# GIVEN PROBLEM
Filter the data for lines with the word "Курагинский", then copy every line so identified.

Stored records:
** Begin **
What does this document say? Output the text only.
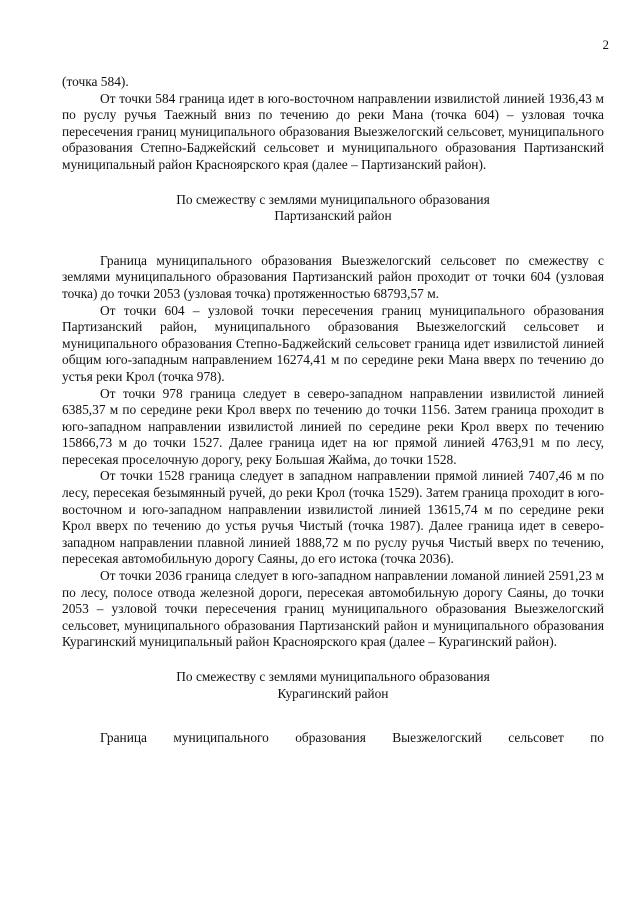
2

(точка 584).

От точки 584 граница идет в юго-восточном направлении извилистой линией 1936,43 м по руслу ручья Таежный вниз по течению до реки Мана (точка 604) – узловая точка пересечения границ муниципального образования Выезжелогский сельсовет, муниципального образования Степно-Баджейский сельсовет и муниципального образования Партизанский муниципальный район Красноярского края (далее – Партизанский район).

По смежеству с землями муниципального образования

Партизанский район

Граница муниципального образования Выезжелогский сельсовет по смежеству с землями муниципального образования Партизанский район проходит от точки 604 (узловая точка) до точки 2053 (узловая точка) протяженностью 68793,57 м.

От точки 604 – узловой точки пересечения границ муниципального образования Партизанский район, муниципального образования Выезжелогский сельсовет и муниципального образования Степно-Баджейский сельсовет граница идет извилистой линией общим юго-западным направлением 16274,41 м по середине реки Мана вверх по течению до устья реки Крол (точка 978).

От точки 978 граница следует в северо-западном направлении извилистой линией 6385,37 м по середине реки Крол вверх по течению до точки 1156. Затем граница проходит в юго-западном направлении извилистой линией по середине реки Крол вверх по течению 15866,73 м до точки 1527. Далее граница идет на юг прямой линией 4763,91 м по лесу, пересекая проселочную дорогу, реку Большая Жайма, до точки 1528.

От точки 1528 граница следует в западном направлении прямой линией 7407,46 м по лесу, пересекая безымянный ручей, до реки Крол (точка 1529). Затем граница проходит в юго-восточном и юго-западном направлении извилистой линией 13615,74 м по середине реки Крол вверх по течению до устья ручья Чистый (точка 1987). Далее граница идет в северо-западном направлении плавной линией 1888,72 м по руслу ручья Чистый вверх по течению, пересекая автомобильную дорогу Саяны, до его истока (точка 2036).

От точки 2036 граница следует в юго-западном направлении ломаной линией 2591,23 м по лесу, полосе отвода железной дороги, пересекая автомобильную дорогу Саяны, до точки 2053 – узловой точки пересечения границ муниципального образования Выезжелогский сельсовет, муниципального образования Партизанский район и муниципального образования Курагинский муниципальный район Красноярского края (далее – Курагинский район).

По смежеству с землями муниципального образования

Курагинский район

Граница муниципального образования Выезжелогский сельсовет по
** End **
# SOLUTION TO THIS EXERCISE
От точки 2036 граница следует в юго-западном направлении ломаной линией 2591,23 м по лесу, полосе отвода железной дороги, пересекая автомобильную дорогу Саяны, до точки 2053 – узловой точки пересечения границ муниципального образования Выезжелогский сельсовет, муниципального образования Партизанский район и муниципального образования Курагинский муниципальный район Красноярского края (далее – Курагинский район).
Курагинский район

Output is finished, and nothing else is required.